▼

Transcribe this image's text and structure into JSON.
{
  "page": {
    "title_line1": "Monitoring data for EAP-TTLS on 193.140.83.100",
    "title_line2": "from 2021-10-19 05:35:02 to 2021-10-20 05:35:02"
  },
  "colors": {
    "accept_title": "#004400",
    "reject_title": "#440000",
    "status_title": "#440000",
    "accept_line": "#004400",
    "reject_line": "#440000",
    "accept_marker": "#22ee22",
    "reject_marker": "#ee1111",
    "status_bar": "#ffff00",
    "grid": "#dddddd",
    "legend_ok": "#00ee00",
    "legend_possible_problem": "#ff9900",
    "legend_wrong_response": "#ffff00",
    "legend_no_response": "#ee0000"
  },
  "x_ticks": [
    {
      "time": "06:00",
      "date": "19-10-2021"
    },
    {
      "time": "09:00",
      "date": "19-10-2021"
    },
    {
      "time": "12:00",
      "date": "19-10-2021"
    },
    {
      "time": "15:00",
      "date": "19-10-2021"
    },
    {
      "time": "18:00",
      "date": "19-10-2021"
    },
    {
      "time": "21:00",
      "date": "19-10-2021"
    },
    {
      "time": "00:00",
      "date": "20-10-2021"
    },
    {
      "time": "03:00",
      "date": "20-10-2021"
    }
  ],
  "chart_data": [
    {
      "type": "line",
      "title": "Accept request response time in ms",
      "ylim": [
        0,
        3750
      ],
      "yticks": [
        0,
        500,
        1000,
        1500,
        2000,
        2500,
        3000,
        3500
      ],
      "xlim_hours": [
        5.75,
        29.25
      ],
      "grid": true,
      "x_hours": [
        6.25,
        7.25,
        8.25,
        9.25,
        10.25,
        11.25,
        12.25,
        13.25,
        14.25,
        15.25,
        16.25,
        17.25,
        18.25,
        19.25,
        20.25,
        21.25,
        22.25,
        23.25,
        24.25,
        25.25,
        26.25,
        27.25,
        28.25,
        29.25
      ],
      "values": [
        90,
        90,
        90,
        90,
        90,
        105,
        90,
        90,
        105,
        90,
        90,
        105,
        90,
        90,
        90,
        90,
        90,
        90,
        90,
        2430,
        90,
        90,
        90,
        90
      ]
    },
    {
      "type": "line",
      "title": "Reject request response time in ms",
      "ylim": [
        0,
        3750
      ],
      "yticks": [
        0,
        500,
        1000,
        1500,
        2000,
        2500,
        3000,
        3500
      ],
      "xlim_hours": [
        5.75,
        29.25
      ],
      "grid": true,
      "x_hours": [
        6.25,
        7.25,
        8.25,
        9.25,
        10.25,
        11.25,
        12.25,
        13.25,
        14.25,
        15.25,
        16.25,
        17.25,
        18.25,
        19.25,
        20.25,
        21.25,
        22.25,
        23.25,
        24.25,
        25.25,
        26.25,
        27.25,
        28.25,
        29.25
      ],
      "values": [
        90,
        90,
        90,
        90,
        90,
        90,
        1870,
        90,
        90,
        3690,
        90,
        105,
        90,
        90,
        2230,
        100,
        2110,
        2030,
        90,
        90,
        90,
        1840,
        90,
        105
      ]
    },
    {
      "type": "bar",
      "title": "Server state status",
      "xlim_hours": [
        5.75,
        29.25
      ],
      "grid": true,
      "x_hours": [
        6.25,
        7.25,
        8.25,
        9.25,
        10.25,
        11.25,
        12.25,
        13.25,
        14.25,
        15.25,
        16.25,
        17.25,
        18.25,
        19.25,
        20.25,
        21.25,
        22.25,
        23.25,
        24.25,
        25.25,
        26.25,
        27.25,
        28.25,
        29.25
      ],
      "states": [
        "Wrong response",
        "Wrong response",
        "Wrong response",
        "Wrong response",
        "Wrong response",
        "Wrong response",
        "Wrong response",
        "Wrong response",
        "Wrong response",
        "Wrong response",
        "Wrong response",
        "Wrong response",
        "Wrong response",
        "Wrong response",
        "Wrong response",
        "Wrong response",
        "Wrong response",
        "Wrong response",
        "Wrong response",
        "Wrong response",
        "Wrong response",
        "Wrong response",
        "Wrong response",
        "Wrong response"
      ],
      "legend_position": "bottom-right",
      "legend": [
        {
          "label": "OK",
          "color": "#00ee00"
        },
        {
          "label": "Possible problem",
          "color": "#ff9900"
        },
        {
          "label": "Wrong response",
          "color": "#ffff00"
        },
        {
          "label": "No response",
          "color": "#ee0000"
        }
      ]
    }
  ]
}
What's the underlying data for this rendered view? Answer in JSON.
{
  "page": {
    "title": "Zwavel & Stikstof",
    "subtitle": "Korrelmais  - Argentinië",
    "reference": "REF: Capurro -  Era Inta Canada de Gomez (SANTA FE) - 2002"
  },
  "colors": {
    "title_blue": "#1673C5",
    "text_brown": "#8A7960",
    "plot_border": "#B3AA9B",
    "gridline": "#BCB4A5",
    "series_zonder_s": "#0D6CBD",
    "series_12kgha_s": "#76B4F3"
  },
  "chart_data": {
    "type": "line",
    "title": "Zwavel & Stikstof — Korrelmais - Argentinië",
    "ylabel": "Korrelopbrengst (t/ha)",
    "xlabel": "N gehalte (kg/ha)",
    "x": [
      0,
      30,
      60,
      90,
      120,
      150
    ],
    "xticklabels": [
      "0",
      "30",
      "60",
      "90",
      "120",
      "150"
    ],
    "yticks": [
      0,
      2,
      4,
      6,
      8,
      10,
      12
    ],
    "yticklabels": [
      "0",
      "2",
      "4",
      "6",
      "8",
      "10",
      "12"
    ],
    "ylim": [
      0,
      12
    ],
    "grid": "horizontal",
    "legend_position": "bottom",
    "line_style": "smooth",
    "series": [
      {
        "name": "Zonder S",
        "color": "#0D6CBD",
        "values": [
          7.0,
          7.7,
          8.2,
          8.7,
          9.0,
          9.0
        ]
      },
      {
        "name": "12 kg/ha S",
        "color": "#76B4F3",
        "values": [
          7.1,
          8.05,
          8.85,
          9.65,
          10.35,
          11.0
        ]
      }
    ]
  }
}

▲

Collect each line containing the string "time".

      "time": "06:00",
      "time": "09:00",
      "time": "12:00",
      "time": "15:00",
      "time": "18:00",
      "time": "21:00",
      "time": "00:00",
      "time": "03:00",
      "title": "Accept request response time in ms",
      "title": "Reject request response time in ms",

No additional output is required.